## Begin Supplied records
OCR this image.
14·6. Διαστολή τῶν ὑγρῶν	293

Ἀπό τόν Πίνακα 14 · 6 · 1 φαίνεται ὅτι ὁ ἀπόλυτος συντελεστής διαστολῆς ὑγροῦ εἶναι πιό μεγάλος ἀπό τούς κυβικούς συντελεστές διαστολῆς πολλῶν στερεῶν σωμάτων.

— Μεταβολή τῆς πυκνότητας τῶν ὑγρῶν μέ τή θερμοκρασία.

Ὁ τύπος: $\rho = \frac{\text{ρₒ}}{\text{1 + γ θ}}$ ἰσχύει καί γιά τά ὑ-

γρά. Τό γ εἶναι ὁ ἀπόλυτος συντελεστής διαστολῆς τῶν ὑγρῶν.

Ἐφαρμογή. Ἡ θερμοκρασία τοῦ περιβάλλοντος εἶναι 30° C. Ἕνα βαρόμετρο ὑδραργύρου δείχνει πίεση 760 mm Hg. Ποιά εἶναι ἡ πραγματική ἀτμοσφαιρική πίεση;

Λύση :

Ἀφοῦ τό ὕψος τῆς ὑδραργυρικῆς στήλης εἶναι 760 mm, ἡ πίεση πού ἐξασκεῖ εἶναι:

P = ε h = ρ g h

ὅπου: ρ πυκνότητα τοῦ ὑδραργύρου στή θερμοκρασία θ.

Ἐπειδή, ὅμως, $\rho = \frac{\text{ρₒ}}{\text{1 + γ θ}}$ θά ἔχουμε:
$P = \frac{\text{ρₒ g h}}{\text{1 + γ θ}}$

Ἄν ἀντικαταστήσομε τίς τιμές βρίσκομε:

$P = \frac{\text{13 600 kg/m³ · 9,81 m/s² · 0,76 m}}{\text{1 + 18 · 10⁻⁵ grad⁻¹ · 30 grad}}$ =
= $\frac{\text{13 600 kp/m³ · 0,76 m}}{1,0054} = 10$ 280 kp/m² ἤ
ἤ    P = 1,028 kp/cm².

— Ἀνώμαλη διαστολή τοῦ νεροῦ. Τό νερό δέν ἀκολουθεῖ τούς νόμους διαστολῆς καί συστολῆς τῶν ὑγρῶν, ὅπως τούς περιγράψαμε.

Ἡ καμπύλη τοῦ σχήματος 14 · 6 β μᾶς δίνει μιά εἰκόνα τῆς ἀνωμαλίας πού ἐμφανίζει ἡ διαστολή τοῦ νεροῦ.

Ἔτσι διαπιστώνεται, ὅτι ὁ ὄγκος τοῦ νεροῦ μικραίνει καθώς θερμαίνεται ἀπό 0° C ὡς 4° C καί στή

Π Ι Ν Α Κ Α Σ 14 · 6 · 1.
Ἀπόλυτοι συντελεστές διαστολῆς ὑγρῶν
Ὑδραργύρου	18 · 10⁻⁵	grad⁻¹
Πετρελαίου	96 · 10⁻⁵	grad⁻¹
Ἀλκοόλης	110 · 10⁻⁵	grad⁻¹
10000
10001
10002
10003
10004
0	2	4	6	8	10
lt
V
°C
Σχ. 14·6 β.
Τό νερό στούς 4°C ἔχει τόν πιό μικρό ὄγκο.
## End Supplied records
[Requirements] Transcribe every entry exactly, omitting nothing.

[Response to this task]
OCR this image.
14·6. Διαστολή τῶν ὑγρῶν	293

Ἀπό τόν Πίνακα 14 · 6 · 1 φαίνεται ὅτι ὁ ἀπόλυτος συντελεστής διαστολῆς ὑγροῦ εἶναι πιό μεγάλος ἀπό τούς κυβικούς συντελεστές διαστολῆς πολλῶν στερεῶν σωμάτων.

— Μεταβολή τῆς πυκνότητας τῶν ὑγρῶν μέ τή θερμοκρασία.

Ὁ τύπος: $\rho = \frac{\text{ρₒ}}{\text{1 + γ θ}}$ ἰσχύει καί γιά τά ὑ-

γρά. Τό γ εἶναι ὁ ἀπόλυτος συντελεστής διαστολῆς τῶν ὑγρῶν.

Ἐφαρμογή. Ἡ θερμοκρασία τοῦ περιβάλλοντος εἶναι 30° C. Ἕνα βαρόμετρο ὑδραργύρου δείχνει πίεση 760 mm Hg. Ποιά εἶναι ἡ πραγματική ἀτμοσφαιρική πίεση;

Λύση :

Ἀφοῦ τό ὕψος τῆς ὑδραργυρικῆς στήλης εἶναι 760 mm, ἡ πίεση πού ἐξασκεῖ εἶναι:

P = ε h = ρ g h

ὅπου: ρ πυκνότητα τοῦ ὑδραργύρου στή θερμοκρασία θ.

Ἐπειδή, ὅμως, $\rho = \frac{\text{ρₒ}}{\text{1 + γ θ}}$ θά ἔχουμε:
$P = \frac{\text{ρₒ g h}}{\text{1 + γ θ}}$

Ἄν ἀντικαταστήσομε τίς τιμές βρίσκομε:

$P = \frac{\text{13 600 kg/m³ · 9,81 m/s² · 0,76 m}}{\text{1 + 18 · 10⁻⁵ grad⁻¹ · 30 grad}}$ =
= $\frac{\text{13 600 kp/m³ · 0,76 m}}{1,0054} = 10$ 280 kp/m² ἤ
ἤ    P = 1,028 kp/cm².

— Ἀνώμαλη διαστολή τοῦ νεροῦ. Τό νερό δέν ἀκολουθεῖ τούς νόμους διαστολῆς καί συστολῆς τῶν ὑγρῶν, ὅπως τούς περιγράψαμε.

Ἡ καμπύλη τοῦ σχήματος 14 · 6 β μᾶς δίνει μιά εἰκόνα τῆς ἀνωμαλίας πού ἐμφανίζει ἡ διαστολή τοῦ νεροῦ.

Ἔτσι διαπιστώνεται, ὅτι ὁ ὄγκος τοῦ νεροῦ μικραίνει καθώς θερμαίνεται ἀπό 0° C ὡς 4° C καί στή

Π Ι Ν Α Κ Α Σ 14 · 6 · 1.
Ἀπόλυτοι συντελεστές διαστολῆς ὑγρῶν
Ὑδραργύρου	18 · 10⁻⁵	grad⁻¹
Πετρελαίου	96 · 10⁻⁵	grad⁻¹
Ἀλκοόλης	110 · 10⁻⁵	grad⁻¹
10000
10001
10002
10003
10004
0	2	4	6	8	10
lt
V
°C
Σχ. 14·6 β.
Τό νερό στούς 4°C ἔχει τόν πιό μικρό ὄγκο.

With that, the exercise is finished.